[Data records]
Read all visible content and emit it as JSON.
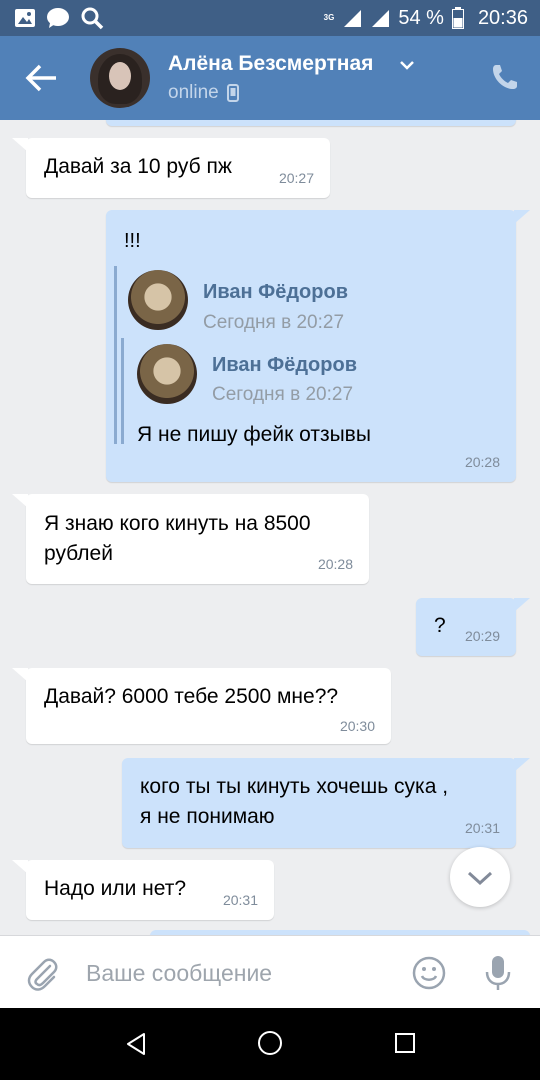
{
  "status_bar": {
    "network": "3G",
    "battery": "54 %",
    "time": "20:36"
  },
  "header": {
    "name": "Алёна Безсмертная",
    "status": "online"
  },
  "messages": [
    {
      "dir": "in",
      "text": "Давай за 10 руб пж",
      "time": "20:27"
    },
    {
      "dir": "out",
      "text": "!!!",
      "time": "20:28",
      "forward": {
        "name": "Иван Фёдоров",
        "date": "Сегодня в 20:27",
        "inner": {
          "name": "Иван Фёдоров",
          "date": "Сегодня в 20:27",
          "text": "Я не пишу фейк отзывы"
        }
      }
    },
    {
      "dir": "in",
      "text_line1": "Я знаю кого кинуть на 8500",
      "text_line2": "рублей",
      "time": "20:28"
    },
    {
      "dir": "out",
      "text": "?",
      "time": "20:29"
    },
    {
      "dir": "in",
      "text": "Давай? 6000 тебе 2500 мне??",
      "time": "20:30"
    },
    {
      "dir": "out",
      "text_line1": "кого ты ты кинуть хочешь сука ,",
      "text_line2": "я не понимаю",
      "time": "20:31"
    },
    {
      "dir": "in",
      "text": "Надо или нет?",
      "time": "20:31"
    }
  ],
  "compose": {
    "placeholder": "Ваше сообщение"
  },
  "colors": {
    "header": "#5181b8",
    "status_bar": "#3f5f86",
    "out_bubble": "#cce2fb",
    "in_bubble": "#ffffff",
    "background": "#edeef0",
    "link_name": "#4d7096"
  },
  "icons": [
    "image-icon",
    "chat-icon",
    "search-icon",
    "signal-icon",
    "battery-icon",
    "back-arrow-icon",
    "chevron-down-icon",
    "phone-icon",
    "mobile-icon",
    "chevron-down-icon",
    "paperclip-icon",
    "emoji-icon",
    "microphone-icon",
    "nav-back-icon",
    "nav-home-icon",
    "nav-recent-icon"
  ]
}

• [Exercise directions]
Every line above should be repeated exactly; pictures stay out of the copy.

• [Solution for this problem]
Read all visible content and emit it as JSON.
{
  "status_bar": {
    "network": "3G",
    "battery": "54 %",
    "time": "20:36"
  },
  "header": {
    "name": "Алёна Безсмертная",
    "status": "online"
  },
  "messages": [
    {
      "dir": "in",
      "text": "Давай за 10 руб пж",
      "time": "20:27"
    },
    {
      "dir": "out",
      "text": "!!!",
      "time": "20:28",
      "forward": {
        "name": "Иван Фёдоров",
        "date": "Сегодня в 20:27",
        "inner": {
          "name": "Иван Фёдоров",
          "date": "Сегодня в 20:27",
          "text": "Я не пишу фейк отзывы"
        }
      }
    },
    {
      "dir": "in",
      "text_line1": "Я знаю кого кинуть на 8500",
      "text_line2": "рублей",
      "time": "20:28"
    },
    {
      "dir": "out",
      "text": "?",
      "time": "20:29"
    },
    {
      "dir": "in",
      "text": "Давай? 6000 тебе 2500 мне??",
      "time": "20:30"
    },
    {
      "dir": "out",
      "text_line1": "кого ты ты кинуть хочешь сука ,",
      "text_line2": "я не понимаю",
      "time": "20:31"
    },
    {
      "dir": "in",
      "text": "Надо или нет?",
      "time": "20:31"
    }
  ],
  "compose": {
    "placeholder": "Ваше сообщение"
  },
  "colors": {
    "header": "#5181b8",
    "status_bar": "#3f5f86",
    "out_bubble": "#cce2fb",
    "in_bubble": "#ffffff",
    "background": "#edeef0",
    "link_name": "#4d7096"
  },
  "icons": [
    "image-icon",
    "chat-icon",
    "search-icon",
    "signal-icon",
    "battery-icon",
    "back-arrow-icon",
    "chevron-down-icon",
    "phone-icon",
    "mobile-icon",
    "chevron-down-icon",
    "paperclip-icon",
    "emoji-icon",
    "microphone-icon",
    "nav-back-icon",
    "nav-home-icon",
    "nav-recent-icon"
  ]
}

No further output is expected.